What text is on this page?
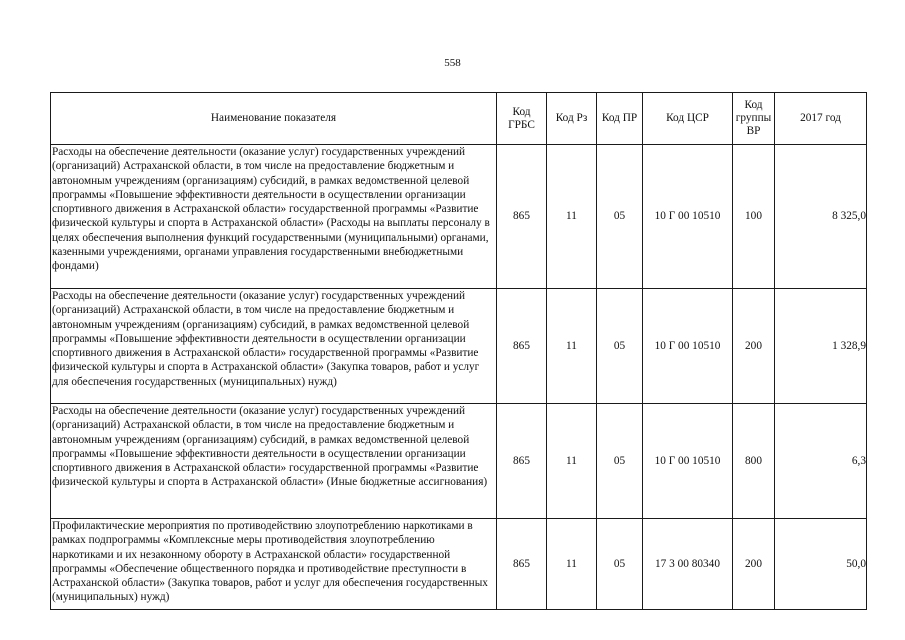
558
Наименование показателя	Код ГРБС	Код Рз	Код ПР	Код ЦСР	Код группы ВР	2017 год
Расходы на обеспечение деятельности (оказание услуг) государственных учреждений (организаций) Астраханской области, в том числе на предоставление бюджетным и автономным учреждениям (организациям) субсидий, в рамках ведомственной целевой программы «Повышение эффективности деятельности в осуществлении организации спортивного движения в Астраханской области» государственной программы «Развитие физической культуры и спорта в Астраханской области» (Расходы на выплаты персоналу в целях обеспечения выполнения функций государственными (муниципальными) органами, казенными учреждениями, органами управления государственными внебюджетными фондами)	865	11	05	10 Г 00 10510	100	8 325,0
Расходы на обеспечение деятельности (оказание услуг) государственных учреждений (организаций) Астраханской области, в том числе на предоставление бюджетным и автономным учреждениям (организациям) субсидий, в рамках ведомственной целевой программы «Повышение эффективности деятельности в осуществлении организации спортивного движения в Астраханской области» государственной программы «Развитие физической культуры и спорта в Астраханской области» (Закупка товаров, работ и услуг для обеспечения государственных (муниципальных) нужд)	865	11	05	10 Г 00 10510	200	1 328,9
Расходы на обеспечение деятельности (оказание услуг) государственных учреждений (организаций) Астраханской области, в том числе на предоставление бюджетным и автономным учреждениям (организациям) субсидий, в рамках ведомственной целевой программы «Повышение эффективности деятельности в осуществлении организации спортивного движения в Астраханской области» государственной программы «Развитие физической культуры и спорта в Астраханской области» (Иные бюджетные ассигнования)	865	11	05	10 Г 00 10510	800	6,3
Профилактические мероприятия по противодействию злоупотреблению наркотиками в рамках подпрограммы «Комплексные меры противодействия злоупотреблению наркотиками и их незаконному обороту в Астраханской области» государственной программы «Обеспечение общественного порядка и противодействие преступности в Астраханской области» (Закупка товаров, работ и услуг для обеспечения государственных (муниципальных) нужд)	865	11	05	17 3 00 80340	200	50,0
::::
Look through the records and gather every line containing "работ".

Расходы на обеспечение деятельности (оказание услуг) государственных учреждений (организаций) Астраханской области, в том числе на предоставление бюджетным и автономным учреждениям (организациям) субсидий, в рамках ведомственной целевой программы «Повышение эффективности деятельности в осуществлении организации спортивного движения в Астраханской области» государственной программы «Развитие физической культуры и спорта в Астраханской области» (Закупка товаров, работ и услуг для обеспечения государственных (муниципальных) нужд)	865	11	05	10 Г 00 10510	200	1 328,9
Профилактические мероприятия по противодействию злоупотреблению наркотиками в рамках подпрограммы «Комплексные меры противодействия злоупотреблению наркотиками и их незаконному обороту в Астраханской области» государственной программы «Обеспечение общественного порядка и противодействие преступности в Астраханской области» (Закупка товаров, работ и услуг для обеспечения государственных (муниципальных) нужд)	865	11	05	17 3 00 80340	200	50,0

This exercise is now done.